— AIM OF THE TASK —
From the listing below, pick out each line with the word "Tvillingar".
-------- MATERIAL FOR THIS TASK
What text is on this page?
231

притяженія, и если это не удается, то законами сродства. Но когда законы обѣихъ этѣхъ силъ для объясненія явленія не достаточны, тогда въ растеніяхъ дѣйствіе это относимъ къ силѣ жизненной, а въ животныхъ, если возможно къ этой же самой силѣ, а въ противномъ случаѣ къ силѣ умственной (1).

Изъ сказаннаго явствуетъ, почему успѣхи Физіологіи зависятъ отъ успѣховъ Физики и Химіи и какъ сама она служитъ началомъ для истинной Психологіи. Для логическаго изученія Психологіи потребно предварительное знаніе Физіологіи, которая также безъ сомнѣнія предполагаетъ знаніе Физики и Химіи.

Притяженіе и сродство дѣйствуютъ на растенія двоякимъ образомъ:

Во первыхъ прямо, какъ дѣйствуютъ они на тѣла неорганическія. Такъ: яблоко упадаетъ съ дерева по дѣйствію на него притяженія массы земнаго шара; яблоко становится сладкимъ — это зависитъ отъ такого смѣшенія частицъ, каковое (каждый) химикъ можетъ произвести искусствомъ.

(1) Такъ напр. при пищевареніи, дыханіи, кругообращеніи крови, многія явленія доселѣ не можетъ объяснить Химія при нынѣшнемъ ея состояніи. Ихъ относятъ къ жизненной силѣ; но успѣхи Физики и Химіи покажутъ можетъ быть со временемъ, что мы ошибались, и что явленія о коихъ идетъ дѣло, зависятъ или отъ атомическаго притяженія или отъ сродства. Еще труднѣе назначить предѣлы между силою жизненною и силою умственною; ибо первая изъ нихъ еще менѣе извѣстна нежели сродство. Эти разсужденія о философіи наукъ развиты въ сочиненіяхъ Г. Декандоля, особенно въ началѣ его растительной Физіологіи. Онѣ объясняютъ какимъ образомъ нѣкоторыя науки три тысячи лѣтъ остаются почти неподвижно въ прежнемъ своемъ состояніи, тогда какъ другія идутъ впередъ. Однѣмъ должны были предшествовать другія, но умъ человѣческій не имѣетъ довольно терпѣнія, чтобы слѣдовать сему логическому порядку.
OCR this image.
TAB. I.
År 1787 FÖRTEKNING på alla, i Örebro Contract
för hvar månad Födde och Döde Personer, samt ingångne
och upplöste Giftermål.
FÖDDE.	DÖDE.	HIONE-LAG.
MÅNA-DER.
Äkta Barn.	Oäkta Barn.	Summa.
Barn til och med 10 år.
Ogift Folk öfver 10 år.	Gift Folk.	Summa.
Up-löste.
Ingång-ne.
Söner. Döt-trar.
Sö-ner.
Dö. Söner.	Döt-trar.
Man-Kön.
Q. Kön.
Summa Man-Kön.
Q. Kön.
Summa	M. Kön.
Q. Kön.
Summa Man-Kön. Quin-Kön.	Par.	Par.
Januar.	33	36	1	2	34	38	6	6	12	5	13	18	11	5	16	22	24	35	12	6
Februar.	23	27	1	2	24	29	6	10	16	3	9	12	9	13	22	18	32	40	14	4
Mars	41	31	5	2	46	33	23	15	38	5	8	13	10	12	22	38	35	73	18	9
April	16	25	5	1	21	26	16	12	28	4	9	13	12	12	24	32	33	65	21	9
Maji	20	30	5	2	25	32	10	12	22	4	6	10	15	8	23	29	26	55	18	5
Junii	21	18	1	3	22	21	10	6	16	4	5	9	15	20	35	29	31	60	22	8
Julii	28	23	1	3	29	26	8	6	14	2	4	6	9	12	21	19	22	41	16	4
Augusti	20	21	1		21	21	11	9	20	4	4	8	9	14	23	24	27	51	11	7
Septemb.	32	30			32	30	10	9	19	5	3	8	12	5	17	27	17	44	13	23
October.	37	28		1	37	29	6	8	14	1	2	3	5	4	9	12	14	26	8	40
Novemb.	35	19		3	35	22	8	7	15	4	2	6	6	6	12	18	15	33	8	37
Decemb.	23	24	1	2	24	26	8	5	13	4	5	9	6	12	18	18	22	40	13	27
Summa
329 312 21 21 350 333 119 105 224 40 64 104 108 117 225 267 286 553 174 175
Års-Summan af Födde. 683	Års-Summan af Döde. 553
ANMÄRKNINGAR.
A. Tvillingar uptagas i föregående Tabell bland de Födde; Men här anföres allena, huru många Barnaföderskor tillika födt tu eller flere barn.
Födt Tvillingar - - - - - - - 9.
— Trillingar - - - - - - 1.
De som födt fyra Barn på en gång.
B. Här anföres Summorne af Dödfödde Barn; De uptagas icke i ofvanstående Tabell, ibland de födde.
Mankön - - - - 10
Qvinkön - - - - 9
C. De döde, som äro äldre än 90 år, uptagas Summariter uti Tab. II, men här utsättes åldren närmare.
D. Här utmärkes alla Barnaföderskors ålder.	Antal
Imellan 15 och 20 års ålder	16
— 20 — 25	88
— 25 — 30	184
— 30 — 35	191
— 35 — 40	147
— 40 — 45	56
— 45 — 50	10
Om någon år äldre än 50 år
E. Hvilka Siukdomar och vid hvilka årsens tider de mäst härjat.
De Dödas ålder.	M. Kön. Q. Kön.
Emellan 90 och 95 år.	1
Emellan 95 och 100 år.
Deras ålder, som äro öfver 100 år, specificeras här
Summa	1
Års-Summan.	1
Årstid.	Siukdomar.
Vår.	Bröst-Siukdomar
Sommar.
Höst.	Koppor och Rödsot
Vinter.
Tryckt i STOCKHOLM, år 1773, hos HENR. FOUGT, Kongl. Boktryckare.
----------------
— ANSWER TO THIS EXERCISE —
A. Tvillingar uptagas i föregående Tabell bland de Födde; Men här anföres allena, huru många Barnaföderskor tillika födt tu eller flere barn.
Födt Tvillingar - - - - - - - 9.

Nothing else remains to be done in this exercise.